# Aim
Render each line of the records below as a Markdown table with the columns Row and Line. Number the rows in order, and omit blank lines and pictures.

[Image layout annotations]
══════
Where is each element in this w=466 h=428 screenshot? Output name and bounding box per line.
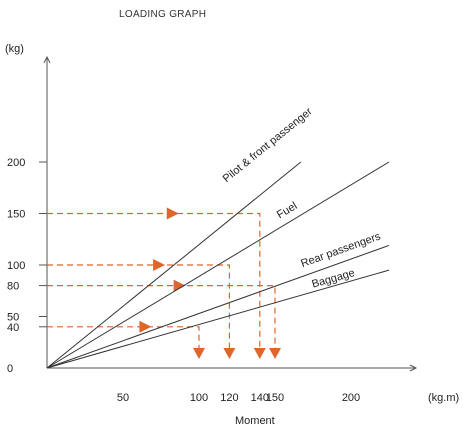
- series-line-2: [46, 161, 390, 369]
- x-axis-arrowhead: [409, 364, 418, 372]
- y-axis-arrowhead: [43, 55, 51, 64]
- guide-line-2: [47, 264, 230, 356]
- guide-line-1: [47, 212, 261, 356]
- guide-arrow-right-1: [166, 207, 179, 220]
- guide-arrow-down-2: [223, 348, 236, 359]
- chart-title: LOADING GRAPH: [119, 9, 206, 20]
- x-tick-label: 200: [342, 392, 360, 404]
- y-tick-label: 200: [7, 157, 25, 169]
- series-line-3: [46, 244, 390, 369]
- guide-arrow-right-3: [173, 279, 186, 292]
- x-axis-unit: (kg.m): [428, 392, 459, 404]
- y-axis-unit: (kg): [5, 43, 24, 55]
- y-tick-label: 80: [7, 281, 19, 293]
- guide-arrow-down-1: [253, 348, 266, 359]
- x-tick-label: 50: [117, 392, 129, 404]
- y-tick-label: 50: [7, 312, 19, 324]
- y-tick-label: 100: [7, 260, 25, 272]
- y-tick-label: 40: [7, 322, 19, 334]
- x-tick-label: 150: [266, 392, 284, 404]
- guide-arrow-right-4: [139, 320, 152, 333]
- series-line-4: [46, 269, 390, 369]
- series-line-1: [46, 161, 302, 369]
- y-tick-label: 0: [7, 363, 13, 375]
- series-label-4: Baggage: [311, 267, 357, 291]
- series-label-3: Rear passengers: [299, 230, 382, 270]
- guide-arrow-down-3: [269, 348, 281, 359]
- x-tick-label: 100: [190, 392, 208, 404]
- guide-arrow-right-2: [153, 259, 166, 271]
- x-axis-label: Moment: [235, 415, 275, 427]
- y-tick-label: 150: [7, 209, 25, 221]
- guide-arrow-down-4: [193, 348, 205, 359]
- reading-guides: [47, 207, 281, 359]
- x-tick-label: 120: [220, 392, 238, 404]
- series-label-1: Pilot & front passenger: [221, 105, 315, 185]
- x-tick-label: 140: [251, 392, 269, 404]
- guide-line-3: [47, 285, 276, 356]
══════
# Response for this exercise
| Row | Line |
|---|---|
| 1 | Where is each element in this w=466 h=428 screenshot? Output name and bounding box per line. |
| 2 | - series-line-2: [46, 161, 390, 369] |
| 3 | - x-axis-arrowhead: [409, 364, 418, 372] |
| 4 | - y-axis-arrowhead: [43, 55, 51, 64] |
| 5 | - guide-line-2: [47, 264, 230, 356] |
| 6 | - guide-line-1: [47, 212, 261, 356] |
| 7 | - guide-arrow-right-1: [166, 207, 179, 220] |
| 8 | - guide-arrow-down-2: [223, 348, 236, 359] |
| 9 | - chart-title: LOADING GRAPH: [119, 9, 206, 20] |
| 10 | - x-tick-label: 200: [342, 392, 360, 404] |
| 11 | - y-tick-label: 200: [7, 157, 25, 169] |
| 12 | - series-line-3: [46, 244, 390, 369] |
| 13 | - guide-arrow-right-3: [173, 279, 186, 292] |
| 14 | - x-axis-unit: (kg.m): [428, 392, 459, 404] |
| 15 | - y-axis-unit: (kg): [5, 43, 24, 55] |
| 16 | - y-tick-label: 80: [7, 281, 19, 293] |
| 17 | - guide-arrow-down-1: [253, 348, 266, 359] |
| 18 | - x-tick-label: 50: [117, 392, 129, 404] |
| 19 | - y-tick-label: 50: [7, 312, 19, 324] |
| 20 | - y-tick-label: 100: [7, 260, 25, 272] |
| 21 | - y-tick-label: 40: [7, 322, 19, 334] |
| 22 | - x-tick-label: 150: [266, 392, 284, 404] |
| 23 | - guide-arrow-right-4: [139, 320, 152, 333] |
| 24 | - series-line-4: [46, 269, 390, 369] |
| 25 | - series-line-1: [46, 161, 302, 369] |
| 26 | - y-tick-label: 0: [7, 363, 13, 375] |
| 27 | - series-label-4: Baggage: [311, 267, 357, 291] |
| 28 | - series-label-3: Rear passengers: [299, 230, 382, 270] |
| 29 | - guide-arrow-down-3: [269, 348, 281, 359] |
| 30 | - x-tick-label: 100: [190, 392, 208, 404] |
| 31 | - guide-arrow-right-2: [153, 259, 166, 271] |
| 32 | - x-axis-label: Moment: [235, 415, 275, 427] |
| 33 | - y-tick-label: 150: [7, 209, 25, 221] |
| 34 | - guide-arrow-down-4: [193, 348, 205, 359] |
| 35 | - reading-guides: [47, 207, 281, 359] |
| 36 | - x-tick-label: 120: [220, 392, 238, 404] |
| 37 | - series-label-1: Pilot & front passenger: [221, 105, 315, 185] |
| 38 | - x-tick-label: 140: [251, 392, 269, 404] |
| 39 | - guide-line-3: [47, 285, 276, 356] |